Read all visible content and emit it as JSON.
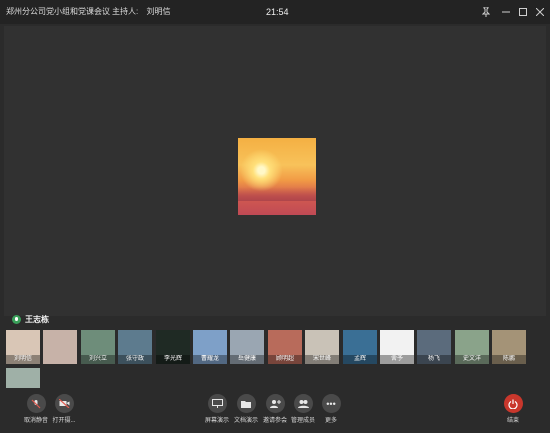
{
  "window": {
    "title": "郑州分公司党小组和党课会议",
    "host_label": "主持人:",
    "host_name": "刘明信",
    "clock": "21:54",
    "pin_icon": "pin-icon",
    "minimize_icon": "minimize-icon",
    "maximize_icon": "maximize-icon",
    "close_icon": "close-icon"
  },
  "speaker": {
    "name": "王志栋",
    "mic_icon": "microphone-icon"
  },
  "participants": [
    {
      "name": "刘明信",
      "color": "#d9c6b6"
    },
    {
      "name": "",
      "color": "#c7b2a8"
    },
    {
      "name": "刘兴立",
      "color": "#6e8d7a"
    },
    {
      "name": "张守政",
      "color": "#5d7b8e"
    },
    {
      "name": "李光辉",
      "color": "#1f2a24"
    },
    {
      "name": "曹耀龙",
      "color": "#7ea0c8"
    },
    {
      "name": "岳健康",
      "color": "#9aa6b2"
    },
    {
      "name": "顾明超",
      "color": "#b86b5b"
    },
    {
      "name": "宋世峰",
      "color": "#c9c2b7"
    },
    {
      "name": "孟辉",
      "color": "#3a6f95"
    },
    {
      "name": "舍予",
      "color": "#f2f2f2"
    },
    {
      "name": "杨飞",
      "color": "#5b6b7c"
    },
    {
      "name": "史文洋",
      "color": "#8aa38a"
    },
    {
      "name": "陈鹏",
      "color": "#a49377"
    },
    {
      "name": "",
      "color": "#9fb0a7"
    }
  ],
  "controls": {
    "mute": "取消静音",
    "camera": "打开摄...",
    "share_screen": "屏幕演示",
    "share_doc": "文档演示",
    "invite": "邀请参会",
    "manage": "管理成员",
    "more": "更多",
    "end": "结束"
  }
}
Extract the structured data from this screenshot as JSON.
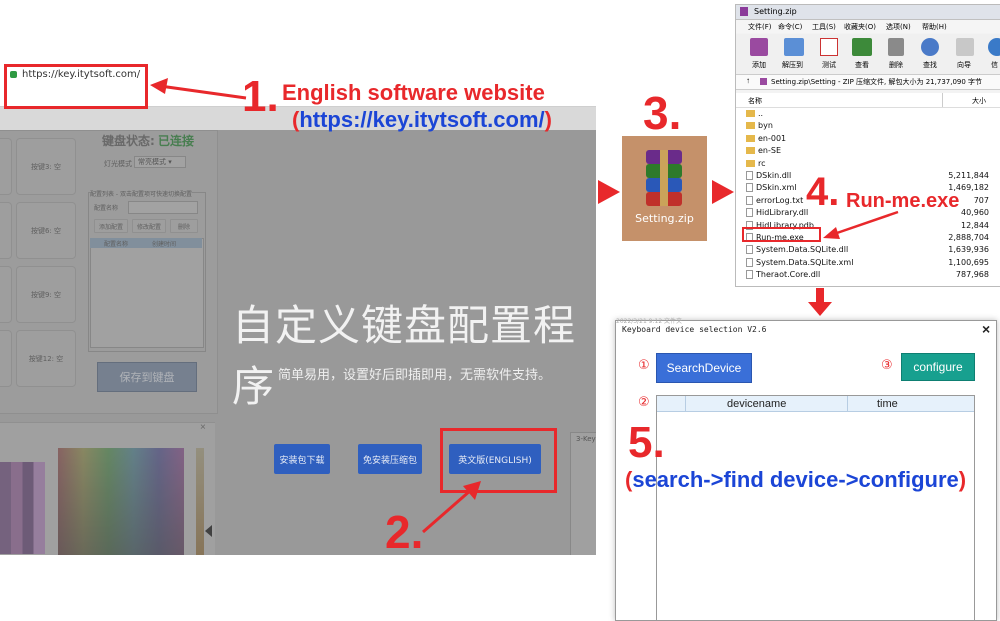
{
  "browser": {
    "url": "https://key.itytsoft.com/"
  },
  "old_app": {
    "keyboard_status_label": "键盘状态:",
    "keyboard_status_value": "已连接",
    "light_mode_label": "灯光模式",
    "light_mode_value": "常亮模式",
    "config_list_label": "配置列表 - 双击配置项可快速切换配置",
    "config_name_label": "配置名称",
    "btn_add": "添加配置",
    "btn_modify": "修改配置",
    "btn_delete": "删除",
    "col_name": "配置名称",
    "col_time": "创建时间",
    "keys": [
      "按键3: 空",
      "按键6: 空",
      "按键9: 空",
      "按键12: 空"
    ],
    "save_button": "保存到键盘",
    "side_tab": "3-Key"
  },
  "hero": {
    "title": "自定义键盘配置程序",
    "subtitle": "简单易用，设置好后即插即用，无需软件支持。",
    "buttons": [
      "安装包下载",
      "免安装压缩包",
      "英文版(ENGLISH)"
    ]
  },
  "steps": {
    "s1_num": "1.",
    "s1_text": "English software website",
    "s1_url": "(https://key.itytsoft.com/)",
    "s2_num": "2.",
    "s3_num": "3.",
    "s4_num": "4.",
    "s4_text": "Run-me.exe",
    "s5_num": "5.",
    "s5_text": "(search->find device->configure)"
  },
  "zip_icon": {
    "label": "Setting.zip"
  },
  "zip_window": {
    "title": "Setting.zip",
    "menu": [
      "文件(F)",
      "命令(C)",
      "工具(S)",
      "收藏夹(O)",
      "选项(N)",
      "帮助(H)"
    ],
    "toolbar": [
      "添加",
      "解压到",
      "测试",
      "查看",
      "删除",
      "查找",
      "向导",
      "信"
    ],
    "path": "Setting.zip\\Setting - ZIP 压缩文件, 解包大小为 21,737,090 字节",
    "col_name": "名称",
    "col_size": "大小",
    "files": [
      {
        "name": "..",
        "size": "",
        "type": "folder"
      },
      {
        "name": "byn",
        "size": "",
        "type": "folder"
      },
      {
        "name": "en-001",
        "size": "",
        "type": "folder"
      },
      {
        "name": "en-SE",
        "size": "",
        "type": "folder"
      },
      {
        "name": "rc",
        "size": "",
        "type": "folder"
      },
      {
        "name": "DSkin.dll",
        "size": "5,211,844",
        "type": "file"
      },
      {
        "name": "DSkin.xml",
        "size": "1,469,182",
        "type": "file"
      },
      {
        "name": "errorLog.txt",
        "size": "707",
        "type": "file"
      },
      {
        "name": "HidLibrary.dll",
        "size": "40,960",
        "type": "file"
      },
      {
        "name": "HidLibrary.pdb",
        "size": "12,844",
        "type": "file"
      },
      {
        "name": "Run-me.exe",
        "size": "2,888,704",
        "type": "file"
      },
      {
        "name": "System.Data.SQLite.dll",
        "size": "1,639,936",
        "type": "file"
      },
      {
        "name": "System.Data.SQLite.xml",
        "size": "1,100,695",
        "type": "file"
      },
      {
        "name": "Theraot.Core.dll",
        "size": "787,968",
        "type": "file"
      }
    ]
  },
  "device_window": {
    "title": "Keyboard device selection V2.6",
    "close": "×",
    "mark1": "①",
    "mark2": "②",
    "mark3": "③",
    "search_button": "SearchDevice",
    "configure_button": "configure",
    "col_devicename": "devicename",
    "col_time": "time",
    "behind_text": "2022/3/21 9:12      文件夹"
  },
  "colors": {
    "red": "#e8282b",
    "blue_text": "#1b45d6",
    "search_btn": "#3a6fd8",
    "configure_btn": "#17a08f"
  }
}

::::

→ **Task description**
Return the material word for word. Pictures are not part of the copy.

→ **The output**
Read all visible content and emit it as JSON.
{
  "window": {
    "title": "郑州分公司党小组和党课会议",
    "host_label": "主持人:",
    "host_name": "刘明信",
    "clock": "21:54",
    "pin_icon": "pin-icon",
    "minimize_icon": "minimize-icon",
    "maximize_icon": "maximize-icon",
    "close_icon": "close-icon"
  },
  "speaker": {
    "name": "王志栋",
    "mic_icon": "microphone-icon"
  },
  "participants": [
    {
      "name": "刘明信",
      "color": "#d9c6b6"
    },
    {
      "name": "",
      "color": "#c7b2a8"
    },
    {
      "name": "刘兴立",
      "color": "#6e8d7a"
    },
    {
      "name": "张守政",
      "color": "#5d7b8e"
    },
    {
      "name": "李光辉",
      "color": "#1f2a24"
    },
    {
      "name": "曹耀龙",
      "color": "#7ea0c8"
    },
    {
      "name": "岳健康",
      "color": "#9aa6b2"
    },
    {
      "name": "顾明超",
      "color": "#b86b5b"
    },
    {
      "name": "宋世峰",
      "color": "#c9c2b7"
    },
    {
      "name": "孟辉",
      "color": "#3a6f95"
    },
    {
      "name": "舍予",
      "color": "#f2f2f2"
    },
    {
      "name": "杨飞",
      "color": "#5b6b7c"
    },
    {
      "name": "史文洋",
      "color": "#8aa38a"
    },
    {
      "name": "陈鹏",
      "color": "#a49377"
    },
    {
      "name": "",
      "color": "#9fb0a7"
    }
  ],
  "controls": {
    "mute": "取消静音",
    "camera": "打开摄...",
    "share_screen": "屏幕演示",
    "share_doc": "文档演示",
    "invite": "邀请参会",
    "manage": "管理成员",
    "more": "更多",
    "end": "结束"
  }
}
Extract the structured data from this screenshot as JSON.
{
  "browser": {
    "url": "https://key.itytsoft.com/"
  },
  "old_app": {
    "keyboard_status_label": "键盘状态:",
    "keyboard_status_value": "已连接",
    "light_mode_label": "灯光模式",
    "light_mode_value": "常亮模式",
    "config_list_label": "配置列表 - 双击配置项可快速切换配置",
    "config_name_label": "配置名称",
    "btn_add": "添加配置",
    "btn_modify": "修改配置",
    "btn_delete": "删除",
    "col_name": "配置名称",
    "col_time": "创建时间",
    "keys": [
      "按键3: 空",
      "按键6: 空",
      "按键9: 空",
      "按键12: 空"
    ],
    "save_button": "保存到键盘",
    "side_tab": "3-Key"
  },
  "hero": {
    "title": "自定义键盘配置程序",
    "subtitle": "简单易用，设置好后即插即用，无需软件支持。",
    "buttons": [
      "安装包下载",
      "免安装压缩包",
      "英文版(ENGLISH)"
    ]
  },
  "steps": {
    "s1_num": "1.",
    "s1_text": "English software website",
    "s1_url": "(https://key.itytsoft.com/)",
    "s2_num": "2.",
    "s3_num": "3.",
    "s4_num": "4.",
    "s4_text": "Run-me.exe",
    "s5_num": "5.",
    "s5_text": "(search->find device->configure)"
  },
  "zip_icon": {
    "label": "Setting.zip"
  },
  "zip_window": {
    "title": "Setting.zip",
    "menu": [
      "文件(F)",
      "命令(C)",
      "工具(S)",
      "收藏夹(O)",
      "选项(N)",
      "帮助(H)"
    ],
    "toolbar": [
      "添加",
      "解压到",
      "测试",
      "查看",
      "删除",
      "查找",
      "向导",
      "信"
    ],
    "path": "Setting.zip\\Setting - ZIP 压缩文件, 解包大小为 21,737,090 字节",
    "col_name": "名称",
    "col_size": "大小",
    "files": [
      {
        "name": "..",
        "size": "",
        "type": "folder"
      },
      {
        "name": "byn",
        "size": "",
        "type": "folder"
      },
      {
        "name": "en-001",
        "size": "",
        "type": "folder"
      },
      {
        "name": "en-SE",
        "size": "",
        "type": "folder"
      },
      {
        "name": "rc",
        "size": "",
        "type": "folder"
      },
      {
        "name": "DSkin.dll",
        "size": "5,211,844",
        "type": "file"
      },
      {
        "name": "DSkin.xml",
        "size": "1,469,182",
        "type": "file"
      },
      {
        "name": "errorLog.txt",
        "size": "707",
        "type": "file"
      },
      {
        "name": "HidLibrary.dll",
        "size": "40,960",
        "type": "file"
      },
      {
        "name": "HidLibrary.pdb",
        "size": "12,844",
        "type": "file"
      },
      {
        "name": "Run-me.exe",
        "size": "2,888,704",
        "type": "file"
      },
      {
        "name": "System.Data.SQLite.dll",
        "size": "1,639,936",
        "type": "file"
      },
      {
        "name": "System.Data.SQLite.xml",
        "size": "1,100,695",
        "type": "file"
      },
      {
        "name": "Theraot.Core.dll",
        "size": "787,968",
        "type": "file"
      }
    ]
  },
  "device_window": {
    "title": "Keyboard device selection V2.6",
    "close": "×",
    "mark1": "①",
    "mark2": "②",
    "mark3": "③",
    "search_button": "SearchDevice",
    "configure_button": "configure",
    "col_devicename": "devicename",
    "col_time": "time",
    "behind_text": "2022/3/21 9:12      文件夹"
  },
  "colors": {
    "red": "#e8282b",
    "blue_text": "#1b45d6",
    "search_btn": "#3a6fd8",
    "configure_btn": "#17a08f"
  }
}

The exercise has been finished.